- **Figure data in JSON**
= = = = = = =

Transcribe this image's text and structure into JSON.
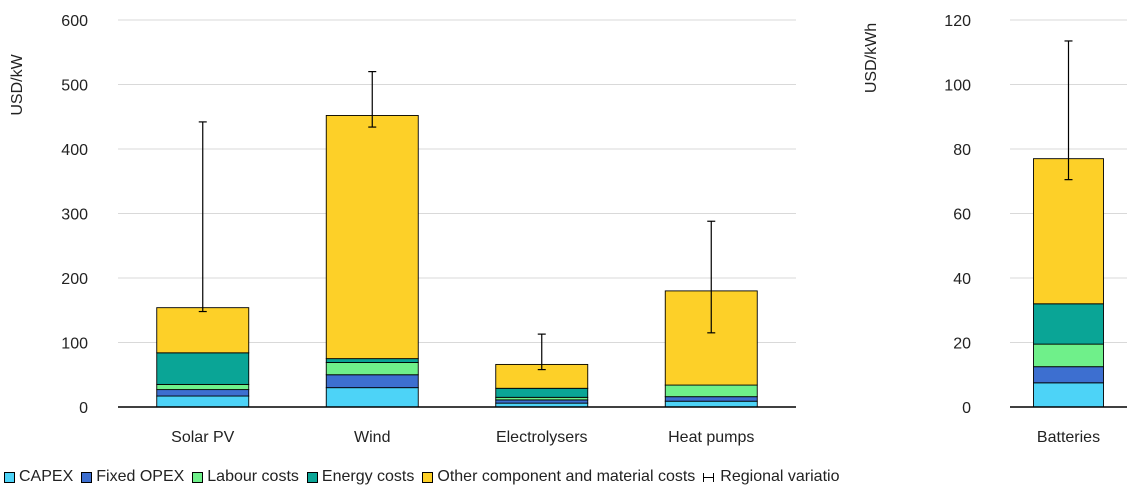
{
  "colors": {
    "CAPEX": "#4dd3f7",
    "Fixed OPEX": "#3d6fd0",
    "Labour costs": "#6ff08a",
    "Energy costs": "#0aa596",
    "Other component and material costs": "#fdd028"
  },
  "legend": {
    "items": [
      {
        "label": "CAPEX",
        "kind": "box"
      },
      {
        "label": "Fixed OPEX",
        "kind": "box"
      },
      {
        "label": "Labour costs",
        "kind": "box"
      },
      {
        "label": "Energy costs",
        "kind": "box"
      },
      {
        "label": "Other component and material costs",
        "kind": "box"
      },
      {
        "label": "Regional variatio",
        "kind": "errorbar"
      }
    ],
    "placement": "bottom"
  },
  "chart_data": [
    {
      "type": "bar",
      "stacked": true,
      "ylabel": "USD/kW",
      "ylim": [
        0,
        600
      ],
      "yticks": [
        0,
        100,
        200,
        300,
        400,
        500,
        600
      ],
      "grid": true,
      "categories": [
        "Solar PV",
        "Wind",
        "Electrolysers",
        "Heat pumps"
      ],
      "series": [
        {
          "name": "CAPEX",
          "values": [
            17,
            30,
            6,
            9
          ]
        },
        {
          "name": "Fixed OPEX",
          "values": [
            10,
            20,
            5,
            7
          ]
        },
        {
          "name": "Labour costs",
          "values": [
            8,
            19,
            4,
            18
          ]
        },
        {
          "name": "Energy costs",
          "values": [
            49,
            6,
            14,
            0
          ]
        },
        {
          "name": "Other component and material costs",
          "values": [
            70,
            377,
            37,
            146
          ]
        }
      ],
      "error_range": [
        [
          148,
          442
        ],
        [
          434,
          520
        ],
        [
          58,
          113
        ],
        [
          115,
          288
        ]
      ]
    },
    {
      "type": "bar",
      "stacked": true,
      "ylabel": "USD/kWh",
      "ylim": [
        0,
        120
      ],
      "yticks": [
        0,
        20,
        40,
        60,
        80,
        100,
        120
      ],
      "grid": true,
      "categories": [
        "Batteries"
      ],
      "series": [
        {
          "name": "CAPEX",
          "values": [
            7.5
          ]
        },
        {
          "name": "Fixed OPEX",
          "values": [
            5
          ]
        },
        {
          "name": "Labour costs",
          "values": [
            7
          ]
        },
        {
          "name": "Energy costs",
          "values": [
            12.5
          ]
        },
        {
          "name": "Other component and material costs",
          "values": [
            45
          ]
        }
      ],
      "error_range": [
        [
          70.5,
          113.5
        ]
      ]
    }
  ]
}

= = = = = = =

- **WHAT TO DO**
Look through the entries above; copy every line holding the string "Other".

- **ANSWER TO THIS TASK**
    "Other component and material costs": "#fdd028"
        "label": "Other component and material costs",
          "name": "Other component and material costs",
          "name": "Other component and material costs",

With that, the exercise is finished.